### TO DO
From the material below, list every line containing "Dagupan".

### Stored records

- - - - - - -

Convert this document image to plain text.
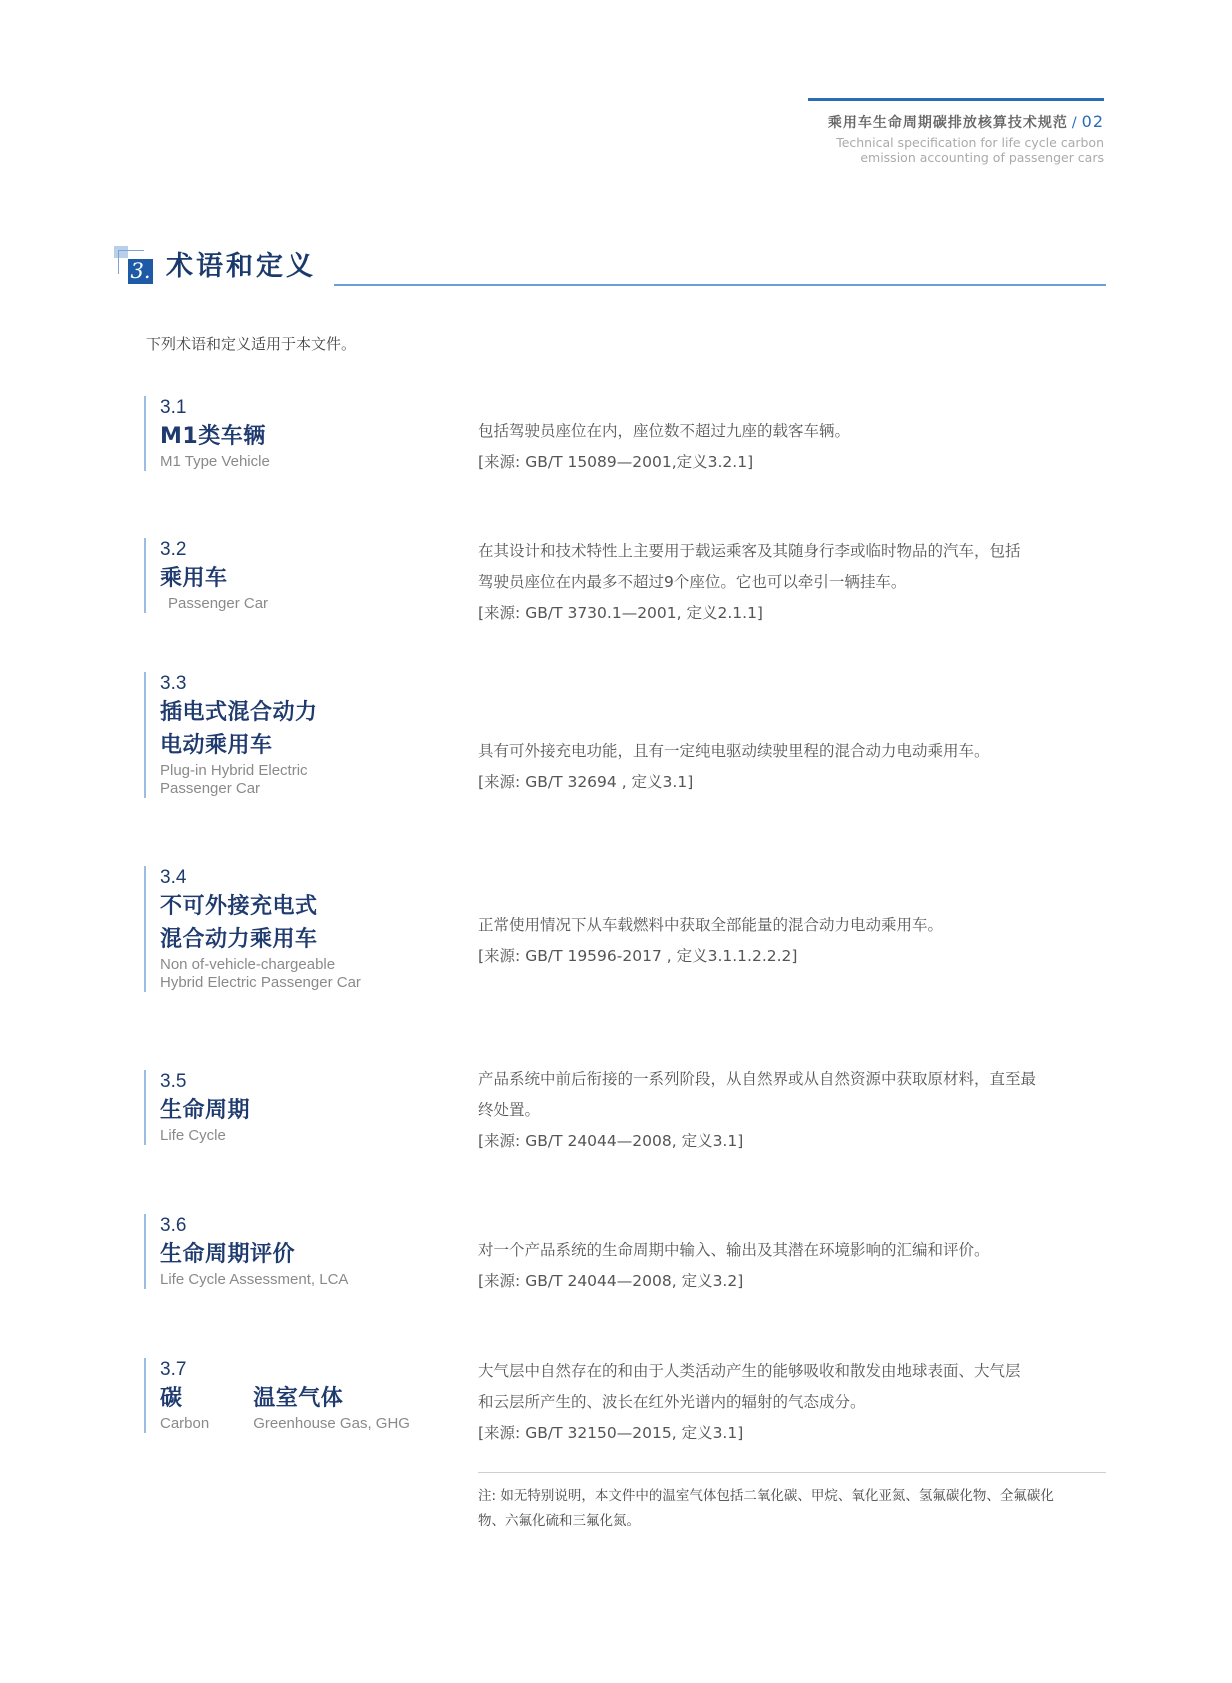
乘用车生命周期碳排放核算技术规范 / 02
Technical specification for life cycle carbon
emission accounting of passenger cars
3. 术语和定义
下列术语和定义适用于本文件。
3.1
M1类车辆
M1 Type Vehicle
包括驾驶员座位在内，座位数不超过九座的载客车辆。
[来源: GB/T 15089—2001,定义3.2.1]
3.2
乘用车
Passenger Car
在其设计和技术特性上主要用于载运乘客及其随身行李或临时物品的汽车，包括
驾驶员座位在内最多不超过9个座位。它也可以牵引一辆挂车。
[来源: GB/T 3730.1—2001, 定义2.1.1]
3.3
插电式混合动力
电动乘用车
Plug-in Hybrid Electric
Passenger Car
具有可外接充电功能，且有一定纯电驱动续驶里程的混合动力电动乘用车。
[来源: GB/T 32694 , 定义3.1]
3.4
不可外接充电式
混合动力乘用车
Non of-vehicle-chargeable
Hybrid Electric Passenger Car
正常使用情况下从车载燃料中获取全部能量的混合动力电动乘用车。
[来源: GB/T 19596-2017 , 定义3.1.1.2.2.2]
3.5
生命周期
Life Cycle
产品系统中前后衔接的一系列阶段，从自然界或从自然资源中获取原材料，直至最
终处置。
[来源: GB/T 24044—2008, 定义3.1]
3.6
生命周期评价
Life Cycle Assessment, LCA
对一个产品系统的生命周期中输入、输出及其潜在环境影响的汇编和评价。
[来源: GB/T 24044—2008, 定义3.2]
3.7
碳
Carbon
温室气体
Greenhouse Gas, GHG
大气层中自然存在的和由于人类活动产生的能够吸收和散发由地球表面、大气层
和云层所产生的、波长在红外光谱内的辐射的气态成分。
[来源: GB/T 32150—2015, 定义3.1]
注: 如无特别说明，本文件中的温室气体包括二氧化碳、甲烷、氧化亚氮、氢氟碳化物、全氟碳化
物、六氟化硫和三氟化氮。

- - - - - - -

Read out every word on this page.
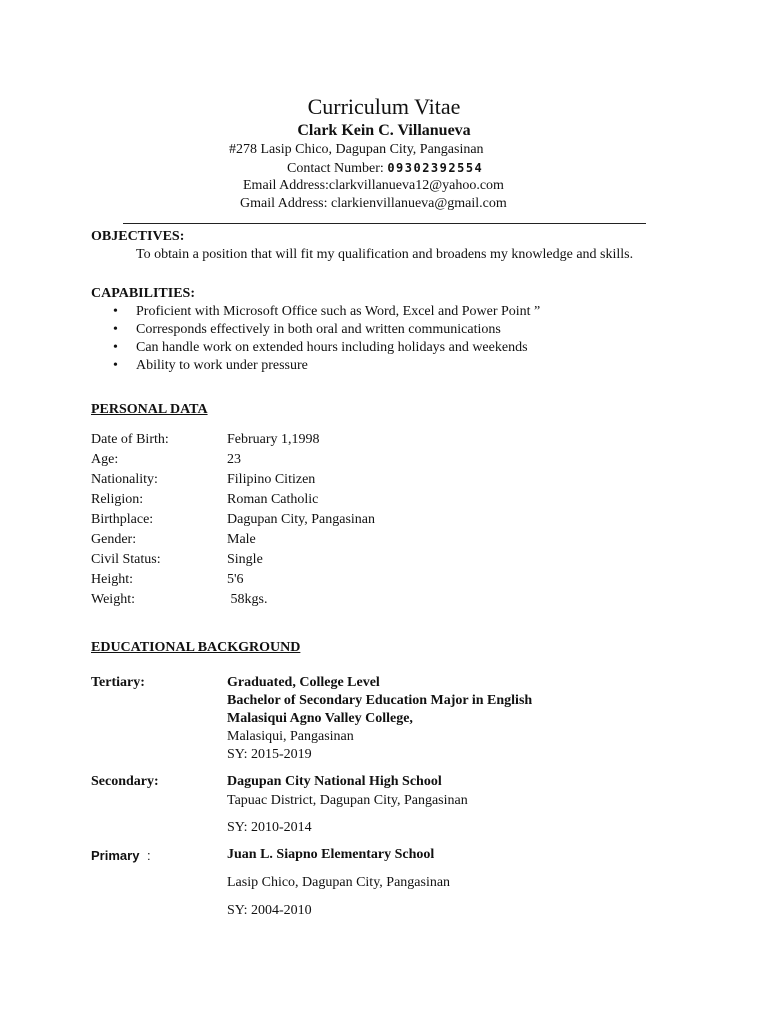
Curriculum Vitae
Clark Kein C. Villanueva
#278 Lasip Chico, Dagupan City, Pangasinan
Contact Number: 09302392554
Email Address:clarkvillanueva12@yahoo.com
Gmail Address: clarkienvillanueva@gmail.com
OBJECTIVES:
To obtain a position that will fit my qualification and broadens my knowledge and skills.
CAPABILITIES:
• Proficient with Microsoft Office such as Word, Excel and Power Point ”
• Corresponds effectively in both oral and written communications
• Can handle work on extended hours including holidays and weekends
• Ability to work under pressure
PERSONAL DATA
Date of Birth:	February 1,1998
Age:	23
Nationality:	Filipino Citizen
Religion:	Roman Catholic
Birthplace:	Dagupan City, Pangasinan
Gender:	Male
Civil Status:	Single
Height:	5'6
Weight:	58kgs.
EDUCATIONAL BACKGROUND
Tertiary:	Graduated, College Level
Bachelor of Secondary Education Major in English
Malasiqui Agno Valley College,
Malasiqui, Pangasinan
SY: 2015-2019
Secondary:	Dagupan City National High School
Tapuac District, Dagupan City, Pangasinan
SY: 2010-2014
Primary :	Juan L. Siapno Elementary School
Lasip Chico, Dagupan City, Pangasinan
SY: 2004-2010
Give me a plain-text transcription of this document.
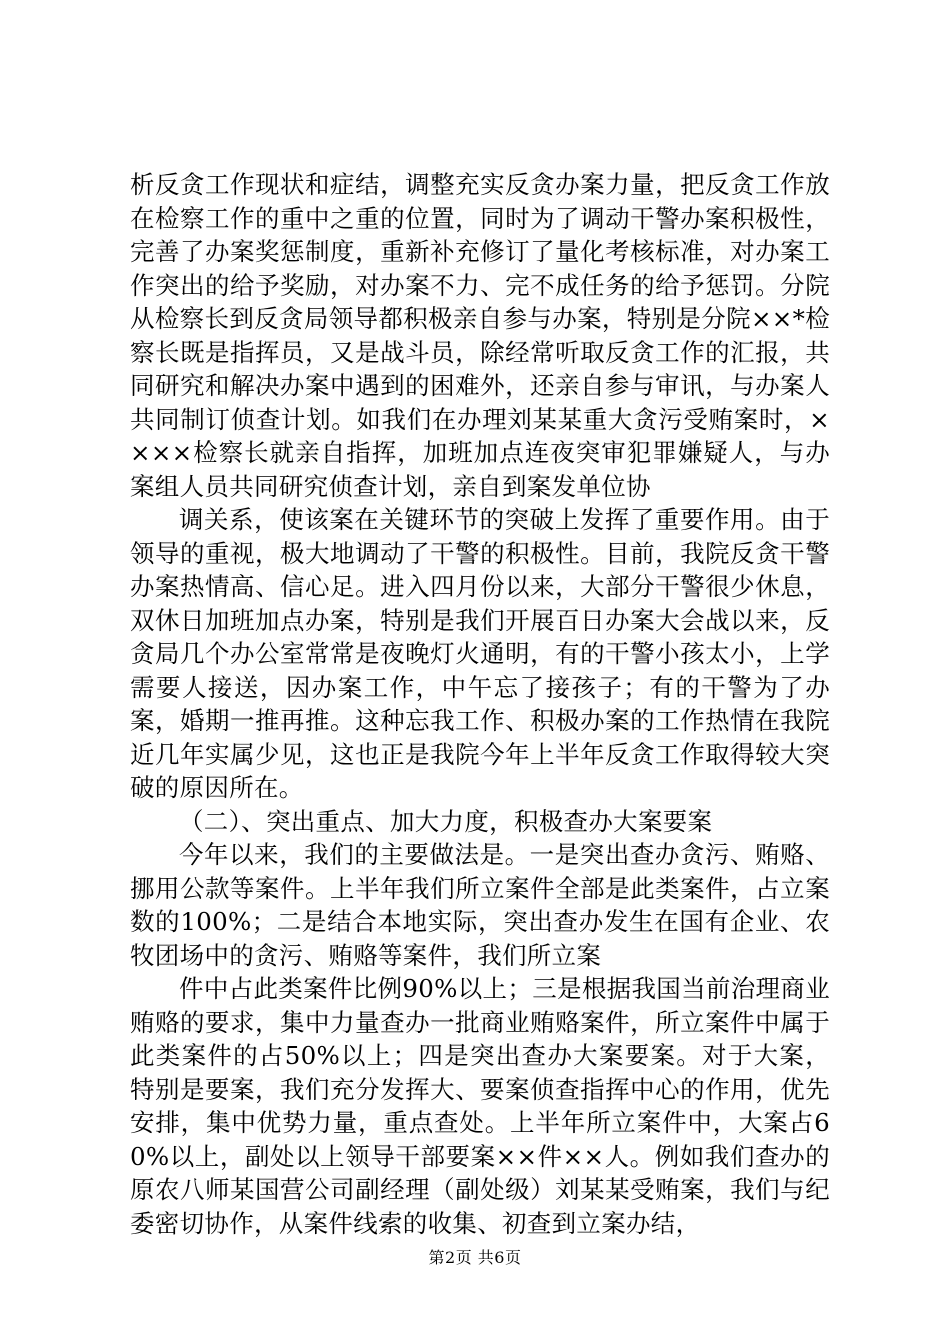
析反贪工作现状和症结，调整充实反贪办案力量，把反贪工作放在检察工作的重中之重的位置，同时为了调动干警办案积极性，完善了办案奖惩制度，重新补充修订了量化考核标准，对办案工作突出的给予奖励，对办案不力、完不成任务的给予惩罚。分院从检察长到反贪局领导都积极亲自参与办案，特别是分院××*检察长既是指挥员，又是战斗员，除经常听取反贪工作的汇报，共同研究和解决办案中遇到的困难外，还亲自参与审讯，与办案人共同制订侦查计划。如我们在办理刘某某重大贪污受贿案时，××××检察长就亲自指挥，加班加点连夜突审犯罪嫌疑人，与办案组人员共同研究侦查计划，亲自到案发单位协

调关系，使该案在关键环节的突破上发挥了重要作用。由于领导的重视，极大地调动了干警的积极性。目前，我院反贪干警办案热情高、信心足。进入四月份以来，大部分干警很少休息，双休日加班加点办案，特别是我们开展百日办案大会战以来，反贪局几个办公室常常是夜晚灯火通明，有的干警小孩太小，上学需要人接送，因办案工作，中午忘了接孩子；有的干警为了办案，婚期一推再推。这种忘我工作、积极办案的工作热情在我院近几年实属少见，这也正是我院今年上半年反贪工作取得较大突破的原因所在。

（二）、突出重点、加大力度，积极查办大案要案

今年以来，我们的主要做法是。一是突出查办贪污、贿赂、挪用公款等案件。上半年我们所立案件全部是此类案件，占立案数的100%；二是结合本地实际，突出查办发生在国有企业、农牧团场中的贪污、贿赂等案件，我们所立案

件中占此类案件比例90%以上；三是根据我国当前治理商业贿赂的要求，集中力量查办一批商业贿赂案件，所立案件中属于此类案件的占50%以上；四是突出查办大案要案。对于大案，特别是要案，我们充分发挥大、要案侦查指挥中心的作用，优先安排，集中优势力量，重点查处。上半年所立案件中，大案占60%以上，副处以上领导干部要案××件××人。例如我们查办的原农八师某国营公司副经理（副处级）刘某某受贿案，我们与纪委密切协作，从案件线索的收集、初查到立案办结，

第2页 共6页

- - - - - - -

### ANSWER TO THE EXERCISE
#278 Lasip Chico, Dagupan City, Pangasinan
Birthplace:	Dagupan City, Pangasinan
Secondary:	Dagupan City National High School
Tapuac District, Dagupan City, Pangasinan
Lasip Chico, Dagupan City, Pangasinan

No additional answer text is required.